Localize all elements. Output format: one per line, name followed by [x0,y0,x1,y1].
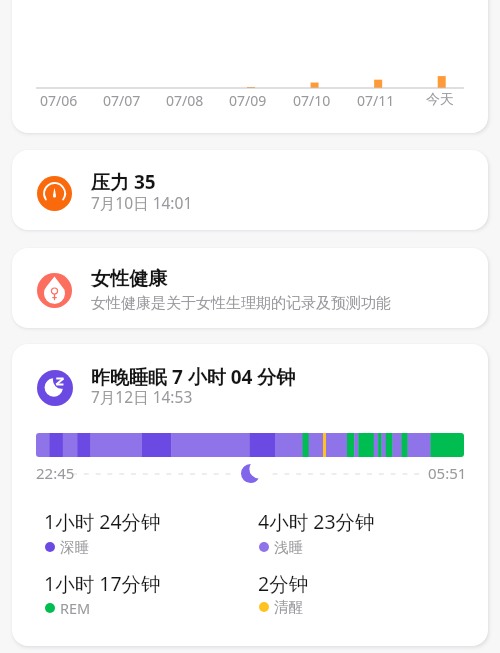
button[interactable]: 女性健康 [12,248,488,328]
other: 压力 [37,176,72,211]
staticText: 7月10日 14:01 [91,192,193,213]
staticText: 07/06 [40,91,78,110]
staticText: 压力 35 [91,169,156,195]
staticText: 05:51 [428,463,467,483]
staticText: 07/11 [357,91,395,110]
button[interactable]: 07/06 [12,0,488,133]
staticText: 07/07 [103,91,141,110]
other: 睡眠 [37,370,73,406]
staticText: 女性健康是关于女性生理期的记录及预测功能 [91,294,391,313]
staticText: 22:45 [36,463,75,483]
button[interactable]: 睡眠 [12,344,488,646]
staticText: 清醒 [274,598,303,616]
staticText: 7月12日 14:53 [91,386,193,407]
staticText: REM [60,598,91,618]
button[interactable]: 压力 [12,150,488,230]
staticText: 07/10 [293,91,331,110]
staticText: 1小时 24分钟 [44,508,161,535]
staticText: 浅睡 [274,538,303,556]
staticText: 07/09 [229,91,267,110]
staticText: 昨晚睡眠 7 小时 04 分钟 [91,364,296,390]
staticText: 1小时 17分钟 [44,570,161,597]
staticText: 深睡 [60,538,89,556]
staticText: 07/08 [166,91,204,110]
staticText: 4小时 23分钟 [258,508,375,535]
staticText: 女性健康 [91,267,167,291]
staticText: 今天 [426,91,454,109]
other: 女性健康 [37,273,72,308]
staticText: 2分钟 [258,570,309,597]
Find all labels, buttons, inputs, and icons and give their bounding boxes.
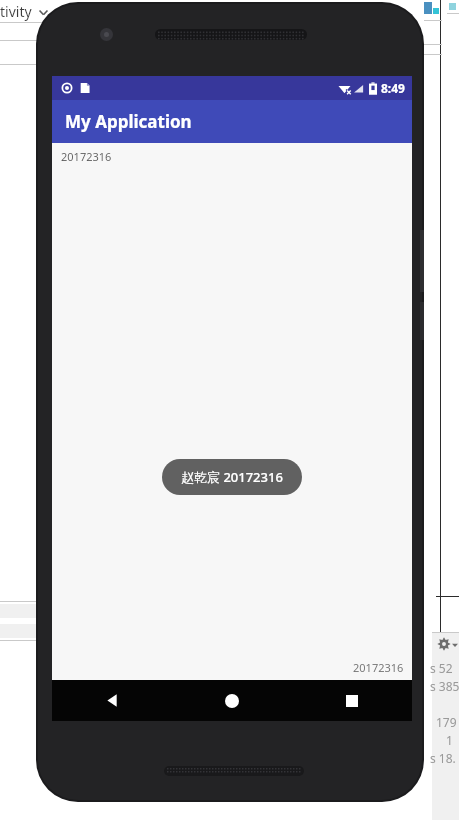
- staticText: My Application: [65, 110, 192, 133]
- button[interactable]: Home: [211, 680, 253, 721]
- staticText: s 52: [430, 660, 453, 676]
- staticText: s 18.: [430, 750, 456, 766]
- staticText: 1: [446, 732, 453, 748]
- staticText: 20172316: [61, 149, 112, 164]
- staticText: s 385: [430, 678, 459, 694]
- staticText: tivity: [0, 2, 32, 21]
- staticText: 179: [436, 714, 457, 730]
- staticText: 20172316: [353, 660, 404, 675]
- staticText: 赵乾宸 20172316: [181, 468, 283, 486]
- button[interactable]: Recent apps: [331, 680, 373, 721]
- staticText: 8:49: [381, 80, 405, 96]
- button[interactable]: 赵乾宸 20172316: [162, 459, 302, 495]
- button[interactable]: Back: [91, 680, 133, 721]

Istruzioni: Modifica tutte le voci qui sopra sostituendo ogni "interactable" con "cliccabile" e lasciando invariato tutto il resto. Riporta il testo ottenuto senza le immagini.

Risultato:
Localize all elements. Output format: one per line, name followed by [x0,y0,x1,y1].
button[cliccabile]: 女性健康 [12,248,488,328]
other: 压力 [37,176,72,211]
staticText: 7月10日 14:01 [91,192,193,213]
staticText: 07/06 [40,91,78,110]
staticText: 压力 35 [91,169,156,195]
staticText: 05:51 [428,463,467,483]
staticText: 07/11 [357,91,395,110]
button[cliccabile]: 07/06 [12,0,488,133]
staticText: 07/07 [103,91,141,110]
other: 睡眠 [37,370,73,406]
staticText: 女性健康是关于女性生理期的记录及预测功能 [91,294,391,313]
staticText: 22:45 [36,463,75,483]
button[cliccabile]: 睡眠 [12,344,488,646]
staticText: 清醒 [274,598,303,616]
staticText: 7月12日 14:53 [91,386,193,407]
staticText: REM [60,598,91,618]
button[cliccabile]: 压力 [12,150,488,230]
staticText: 07/10 [293,91,331,110]
staticText: 1小时 24分钟 [44,508,161,535]
staticText: 浅睡 [274,538,303,556]
staticText: 07/09 [229,91,267,110]
staticText: 昨晚睡眠 7 小时 04 分钟 [91,364,296,390]
staticText: 1小时 17分钟 [44,570,161,597]
staticText: 深睡 [60,538,89,556]
staticText: 07/08 [166,91,204,110]
staticText: 4小时 23分钟 [258,508,375,535]
staticText: 女性健康 [91,267,167,291]
staticText: 今天 [426,91,454,109]
other: 女性健康 [37,273,72,308]
staticText: 2分钟 [258,570,309,597]
Find all labels, buttons, inputs, and icons and give their bounding boxes.
- staticText: My Application: [65, 110, 192, 133]
- button[cliccabile]: Home: [211, 680, 253, 721]
- staticText: s 52: [430, 660, 453, 676]
- staticText: s 18.: [430, 750, 456, 766]
- staticText: 1: [446, 732, 453, 748]
- staticText: 20172316: [61, 149, 112, 164]
- staticText: s 385: [430, 678, 459, 694]
- staticText: tivity: [0, 2, 32, 21]
- staticText: 179: [436, 714, 457, 730]
- staticText: 20172316: [353, 660, 404, 675]
- staticText: 赵乾宸 20172316: [181, 468, 283, 486]
- button[cliccabile]: Recent apps: [331, 680, 373, 721]
- staticText: 8:49: [381, 80, 405, 96]
- button[cliccabile]: 赵乾宸 20172316: [162, 459, 302, 495]
- button[cliccabile]: Back: [91, 680, 133, 721]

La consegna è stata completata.